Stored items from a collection
BEGIN

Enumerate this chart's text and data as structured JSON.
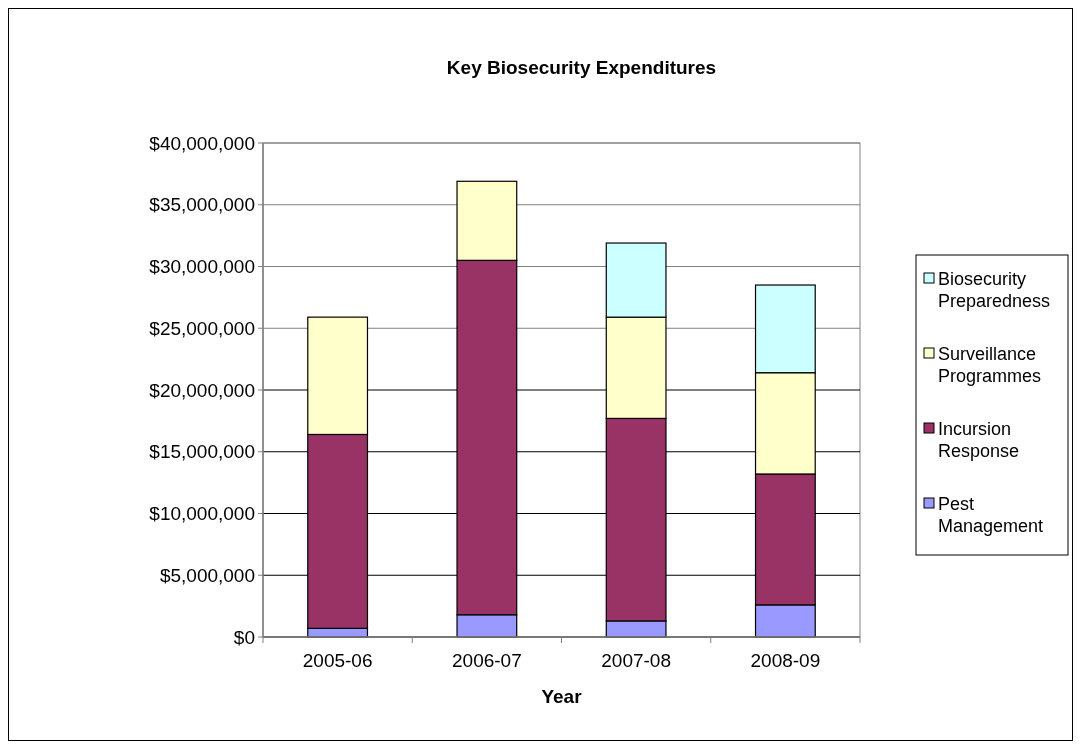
{
  "chart_data": {
    "type": "bar",
    "title": "Key Biosecurity Expenditures",
    "xlabel": "Year",
    "categories": [
      "2005-06",
      "2006-07",
      "2007-08",
      "2008-09"
    ],
    "stacked": true,
    "series": [
      {
        "name": "Pest Management",
        "color": "#9999ff",
        "values": [
          700000,
          1800000,
          1300000,
          2600000
        ]
      },
      {
        "name": "Incursion Response",
        "color": "#993366",
        "values": [
          15700000,
          28700000,
          16400000,
          10600000
        ]
      },
      {
        "name": "Surveillance Programmes",
        "color": "#ffffcc",
        "values": [
          9500000,
          6400000,
          8200000,
          8200000
        ]
      },
      {
        "name": "Biosecurity Preparedness",
        "color": "#ccffff",
        "values": [
          null,
          null,
          6000000,
          7100000
        ]
      }
    ],
    "ylim": [
      0,
      40000000
    ],
    "yticks": [
      {
        "value": 0,
        "label": "$0"
      },
      {
        "value": 5000000,
        "label": "$5,000,000"
      },
      {
        "value": 10000000,
        "label": "$10,000,000"
      },
      {
        "value": 15000000,
        "label": "$15,000,000"
      },
      {
        "value": 20000000,
        "label": "$20,000,000"
      },
      {
        "value": 25000000,
        "label": "$25,000,000"
      },
      {
        "value": 30000000,
        "label": "$30,000,000"
      },
      {
        "value": 35000000,
        "label": "$35,000,000"
      },
      {
        "value": 40000000,
        "label": "$40,000,000"
      }
    ],
    "grid": "y",
    "legend": "right"
  }
}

END

Determine the count of lines in the data above with the string "Biosecurity" in them, and give that count alone.

• COMPLETE OUTPUT
2